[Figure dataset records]
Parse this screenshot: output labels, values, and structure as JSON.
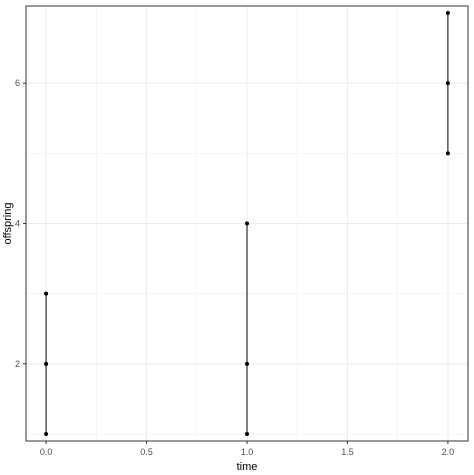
{
  "chart_data": {
    "type": "scatter",
    "title": "",
    "xlabel": "time",
    "ylabel": "offspring",
    "xlim": [
      -0.1,
      2.1
    ],
    "ylim": [
      0.9,
      7.1
    ],
    "x_ticks": [
      0.0,
      0.5,
      1.0,
      1.5,
      2.0
    ],
    "x_tick_labels": [
      "0.0",
      "0.5",
      "1.0",
      "1.5",
      "2.0"
    ],
    "y_ticks": [
      2,
      4,
      6
    ],
    "y_tick_labels": [
      "2",
      "4",
      "6"
    ],
    "grid": true,
    "points": [
      {
        "x": 0,
        "y": 1
      },
      {
        "x": 0,
        "y": 2
      },
      {
        "x": 0,
        "y": 3
      },
      {
        "x": 1,
        "y": 1
      },
      {
        "x": 1,
        "y": 2
      },
      {
        "x": 1,
        "y": 4
      },
      {
        "x": 2,
        "y": 5
      },
      {
        "x": 2,
        "y": 6
      },
      {
        "x": 2,
        "y": 7
      }
    ],
    "ranges": [
      {
        "x": 0,
        "ymin": 1,
        "ymax": 3
      },
      {
        "x": 1,
        "ymin": 1,
        "ymax": 4
      },
      {
        "x": 2,
        "ymin": 5,
        "ymax": 7
      }
    ],
    "colors": {
      "background": "#ffffff",
      "grid": "#ebebeb",
      "panel_border": "#333333",
      "marks": "#000000"
    }
  }
}
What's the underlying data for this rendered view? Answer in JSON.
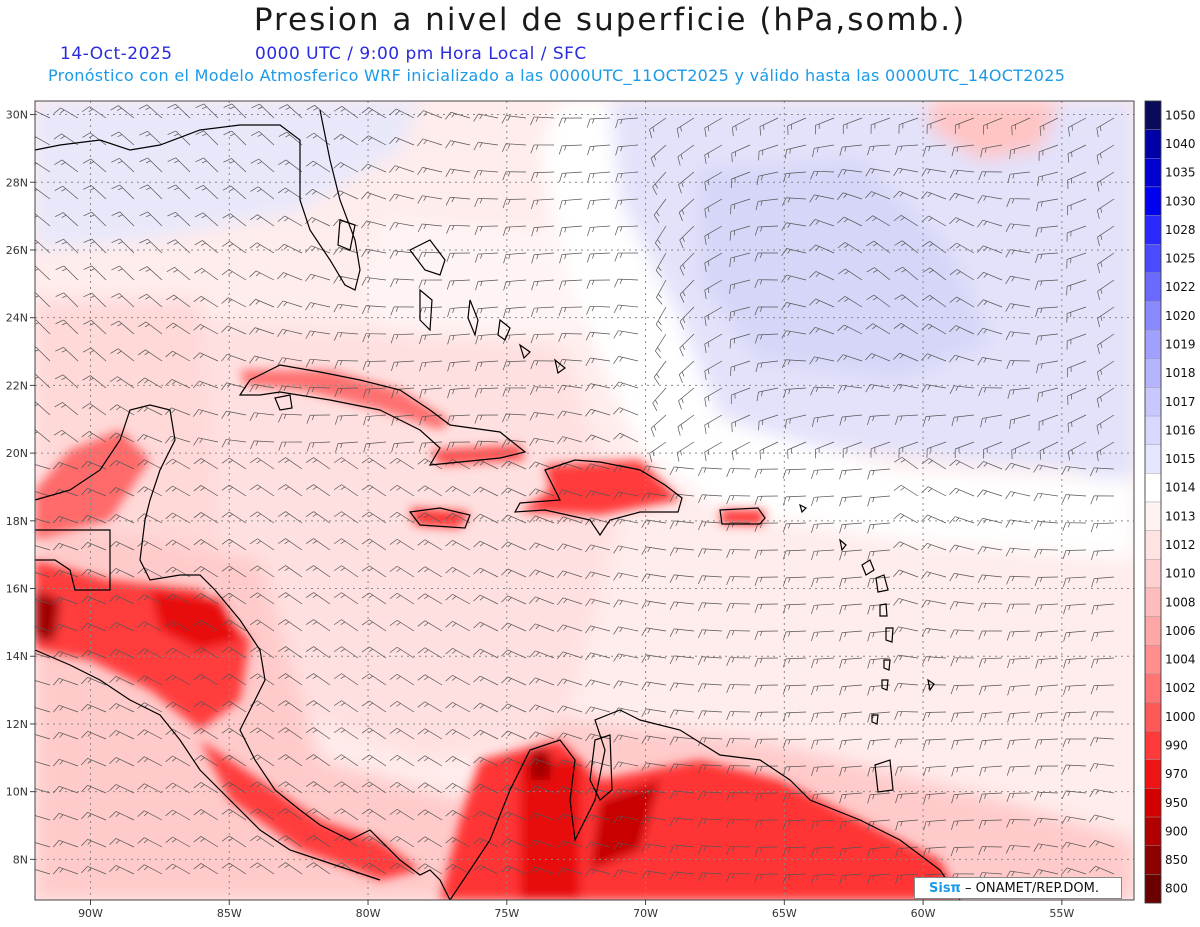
{
  "header": {
    "title": "Presion a nivel de superficie (hPa,somb.)",
    "date": "14-Oct-2025",
    "time_label": "0000 UTC / 9:00 pm Hora Local / SFC",
    "forecast_note": "Pronóstico con el Modelo Atmosferico WRF inicializado a las 0000UTC_11OCT2025 y válido hasta las  0000UTC_14OCT2025"
  },
  "map": {
    "lon_labels": [
      "90W",
      "85W",
      "80W",
      "75W",
      "70W",
      "65W",
      "60W",
      "55W"
    ],
    "lat_labels": [
      "30N",
      "28N",
      "26N",
      "24N",
      "22N",
      "20N",
      "18N",
      "16N",
      "14N",
      "12N",
      "10N",
      "8N"
    ],
    "extent": {
      "lon": [
        -92,
        -52.4
      ],
      "lat": [
        6.8,
        30.4
      ]
    }
  },
  "colorbar": {
    "levels": [
      "1050",
      "1040",
      "1035",
      "1030",
      "1028",
      "1025",
      "1022",
      "1020",
      "1019",
      "1018",
      "1017",
      "1016",
      "1015",
      "1014",
      "1013",
      "1012",
      "1010",
      "1008",
      "1006",
      "1004",
      "1002",
      "1000",
      "990",
      "970",
      "950",
      "900",
      "850",
      "800"
    ],
    "colors": [
      "#0a0a5a",
      "#0000a8",
      "#0000d0",
      "#0000f0",
      "#2828ff",
      "#4a4aff",
      "#6a6aff",
      "#8a8aff",
      "#a0a0ff",
      "#b4b4ff",
      "#c8c8ff",
      "#d8d8ff",
      "#e6e6ff",
      "#ffffff",
      "#fff2f2",
      "#ffe2e2",
      "#ffd0d0",
      "#ffbcbc",
      "#ffa6a6",
      "#ff8e8e",
      "#ff7474",
      "#ff5858",
      "#ff3a3a",
      "#ee1414",
      "#d40000",
      "#b00000",
      "#8c0000",
      "#6a0000"
    ]
  },
  "credit": {
    "brand": "Sisπ",
    "org": " – ONAMET/REP.DOM."
  }
}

→ Written instruction: Pictures are not part of the copy; output everything else in the records exactly.

→ Response:
Parse this screenshot: output labels, values, and structure as JSON.
{
  "chart_data": {
    "type": "scatter",
    "title": "",
    "xlabel": "time",
    "ylabel": "offspring",
    "xlim": [
      -0.1,
      2.1
    ],
    "ylim": [
      0.9,
      7.1
    ],
    "x_ticks": [
      0.0,
      0.5,
      1.0,
      1.5,
      2.0
    ],
    "x_tick_labels": [
      "0.0",
      "0.5",
      "1.0",
      "1.5",
      "2.0"
    ],
    "y_ticks": [
      2,
      4,
      6
    ],
    "y_tick_labels": [
      "2",
      "4",
      "6"
    ],
    "grid": true,
    "points": [
      {
        "x": 0,
        "y": 1
      },
      {
        "x": 0,
        "y": 2
      },
      {
        "x": 0,
        "y": 3
      },
      {
        "x": 1,
        "y": 1
      },
      {
        "x": 1,
        "y": 2
      },
      {
        "x": 1,
        "y": 4
      },
      {
        "x": 2,
        "y": 5
      },
      {
        "x": 2,
        "y": 6
      },
      {
        "x": 2,
        "y": 7
      }
    ],
    "ranges": [
      {
        "x": 0,
        "ymin": 1,
        "ymax": 3
      },
      {
        "x": 1,
        "ymin": 1,
        "ymax": 4
      },
      {
        "x": 2,
        "ymin": 5,
        "ymax": 7
      }
    ],
    "colors": {
      "background": "#ffffff",
      "grid": "#ebebeb",
      "panel_border": "#333333",
      "marks": "#000000"
    }
  }
}
What's the underlying data for this rendered view? Answer in JSON.
{
  "header": {
    "title": "Presion a nivel de superficie (hPa,somb.)",
    "date": "14-Oct-2025",
    "time_label": "0000 UTC / 9:00 pm Hora Local / SFC",
    "forecast_note": "Pronóstico con el Modelo Atmosferico WRF inicializado a las 0000UTC_11OCT2025 y válido hasta las  0000UTC_14OCT2025"
  },
  "map": {
    "lon_labels": [
      "90W",
      "85W",
      "80W",
      "75W",
      "70W",
      "65W",
      "60W",
      "55W"
    ],
    "lat_labels": [
      "30N",
      "28N",
      "26N",
      "24N",
      "22N",
      "20N",
      "18N",
      "16N",
      "14N",
      "12N",
      "10N",
      "8N"
    ],
    "extent": {
      "lon": [
        -92,
        -52.4
      ],
      "lat": [
        6.8,
        30.4
      ]
    }
  },
  "colorbar": {
    "levels": [
      "1050",
      "1040",
      "1035",
      "1030",
      "1028",
      "1025",
      "1022",
      "1020",
      "1019",
      "1018",
      "1017",
      "1016",
      "1015",
      "1014",
      "1013",
      "1012",
      "1010",
      "1008",
      "1006",
      "1004",
      "1002",
      "1000",
      "990",
      "970",
      "950",
      "900",
      "850",
      "800"
    ],
    "colors": [
      "#0a0a5a",
      "#0000a8",
      "#0000d0",
      "#0000f0",
      "#2828ff",
      "#4a4aff",
      "#6a6aff",
      "#8a8aff",
      "#a0a0ff",
      "#b4b4ff",
      "#c8c8ff",
      "#d8d8ff",
      "#e6e6ff",
      "#ffffff",
      "#fff2f2",
      "#ffe2e2",
      "#ffd0d0",
      "#ffbcbc",
      "#ffa6a6",
      "#ff8e8e",
      "#ff7474",
      "#ff5858",
      "#ff3a3a",
      "#ee1414",
      "#d40000",
      "#b00000",
      "#8c0000",
      "#6a0000"
    ]
  },
  "credit": {
    "brand": "Sisπ",
    "org": " – ONAMET/REP.DOM."
  }
}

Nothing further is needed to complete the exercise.